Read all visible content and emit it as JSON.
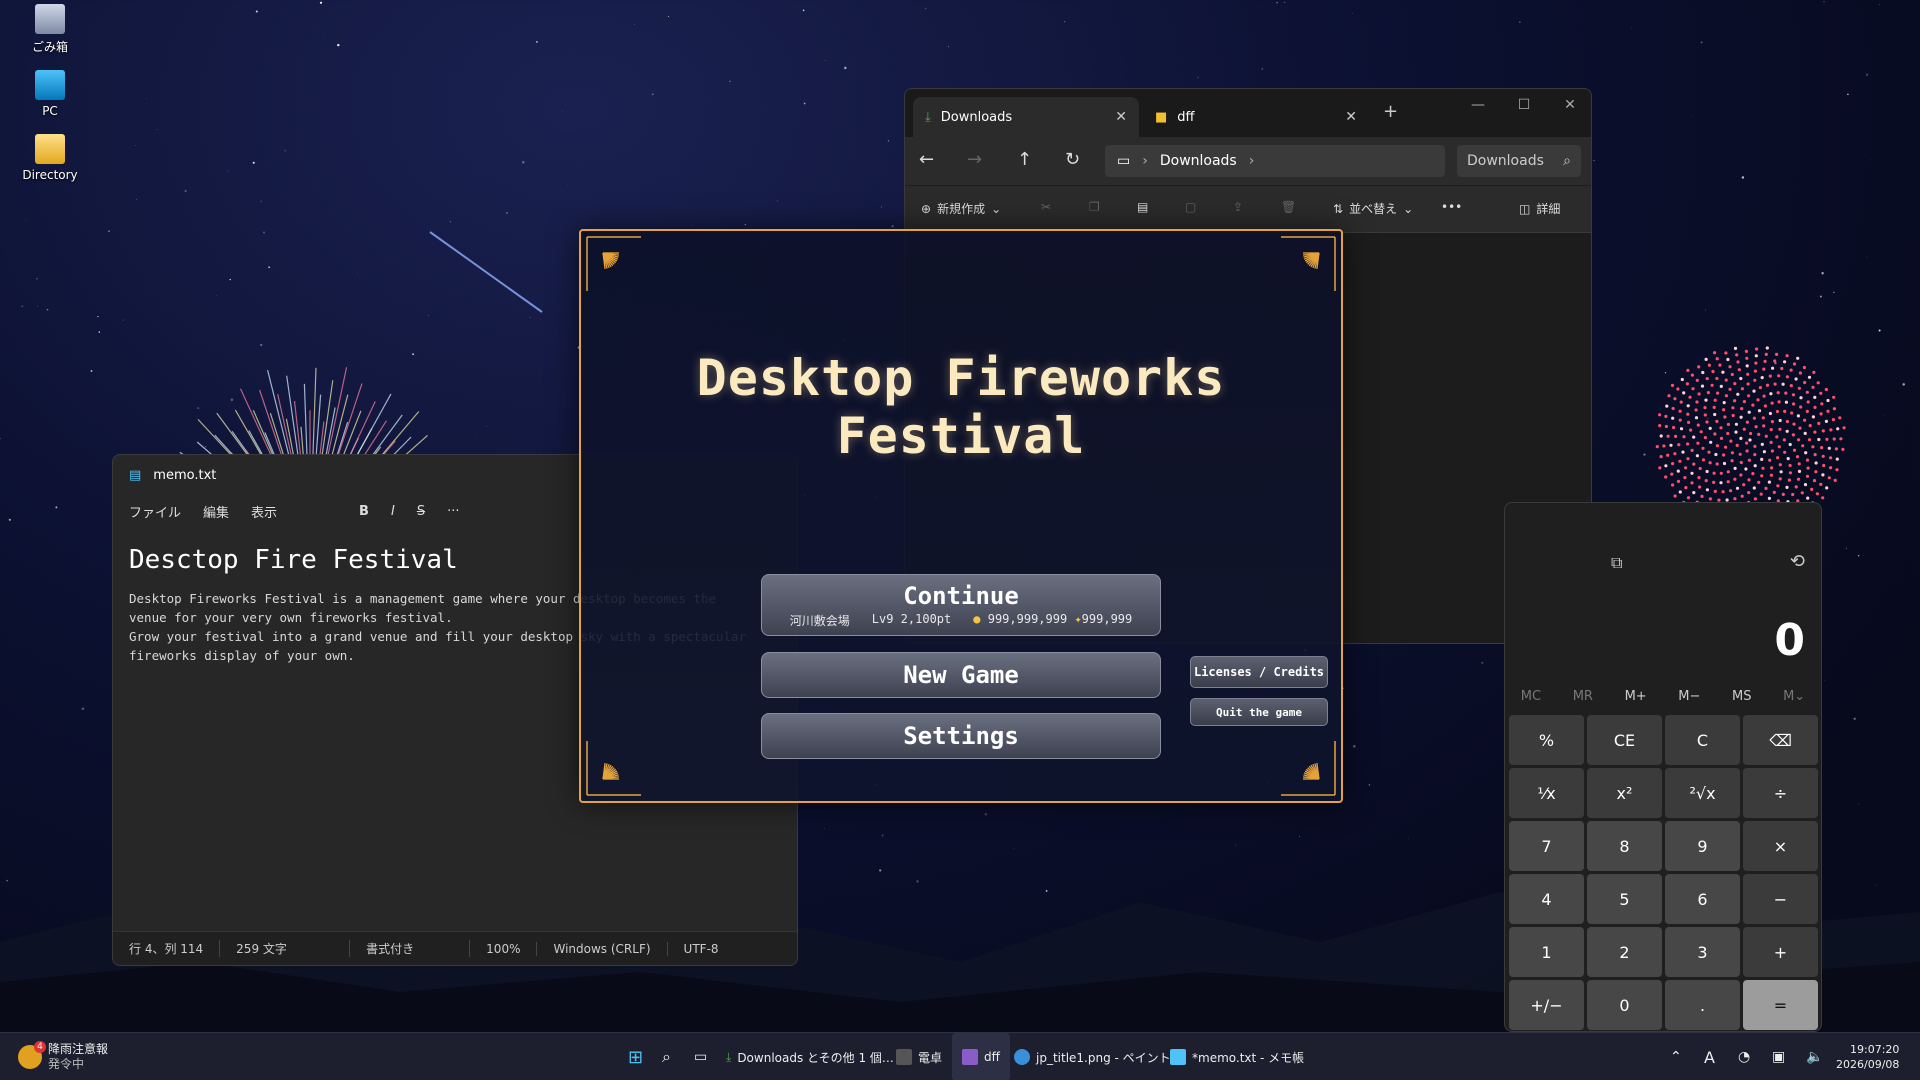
{
  "desktop": {
    "icons": [
      {
        "label": "ごみ箱",
        "icon": "recycle-bin-icon"
      },
      {
        "label": "PC",
        "icon": "monitor-icon"
      },
      {
        "label": "Directory",
        "icon": "folder-icon"
      }
    ]
  },
  "explorer": {
    "tabs": [
      {
        "label": "Downloads",
        "icon": "download-icon"
      },
      {
        "label": "dff",
        "icon": "folder-icon"
      }
    ],
    "address": {
      "crumb": "Downloads"
    },
    "search_placeholder": "Downloads",
    "commands": {
      "new": "新規作成",
      "sort": "並べ替え",
      "more": "•••",
      "details": "詳細"
    }
  },
  "notepad": {
    "title": "memo.txt",
    "menu": [
      "ファイル",
      "編集",
      "表示"
    ],
    "heading": "Desctop Fire Festival",
    "body": "Desktop Fireworks Festival is a management game where your desktop becomes the\nvenue for your very own fireworks festival.\nGrow your festival into a grand venue and fill your desktop sky with a spectacular\nfireworks display of your own.",
    "status": {
      "position": "行 4、列 114",
      "chars": "259 文字",
      "format": "書式付き",
      "zoom": "100%",
      "eol": "Windows (CRLF)",
      "encoding": "UTF-8"
    }
  },
  "calculator": {
    "display": "0",
    "memory": [
      "MC",
      "MR",
      "M+",
      "M−",
      "MS",
      "M⌄"
    ],
    "keys": [
      "%",
      "CE",
      "C",
      "⌫",
      "⅟x",
      "x²",
      "²√x",
      "÷",
      "7",
      "8",
      "9",
      "×",
      "4",
      "5",
      "6",
      "−",
      "1",
      "2",
      "3",
      "+",
      "+/−",
      "0",
      ".",
      "="
    ]
  },
  "game": {
    "title": "Desktop Fireworks Festival",
    "continue": {
      "label": "Continue",
      "venue": "河川敷会場",
      "level": "Lv9 2,100pt",
      "coins": "999,999,999",
      "stars": "999,999"
    },
    "new_game": "New Game",
    "settings": "Settings",
    "licenses": "Licenses / Credits",
    "quit": "Quit the game"
  },
  "taskbar": {
    "weather": {
      "title": "降雨注意報",
      "sub": "発令中",
      "badge": "4"
    },
    "apps": [
      {
        "label": "Downloads とその他 1 個…",
        "icon": "explorer-icon"
      },
      {
        "label": "電卓",
        "icon": "calculator-icon"
      },
      {
        "label": "dff",
        "icon": "game-icon"
      },
      {
        "label": "jp_title1.png - ペイント",
        "icon": "paint-icon"
      },
      {
        "label": "*memo.txt - メモ帳",
        "icon": "notepad-icon"
      }
    ],
    "ime": "A",
    "time": "19:07:20",
    "date": "2026/09/08"
  },
  "colors": {
    "accent": "#e6a33a",
    "title": "#fbe9c0"
  }
}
^^^^^^^^
▶ **Task objective**
Check each line of the records for the string "Fireworks" and state how many lines contain it. Give only the number.

▶ **Result**
2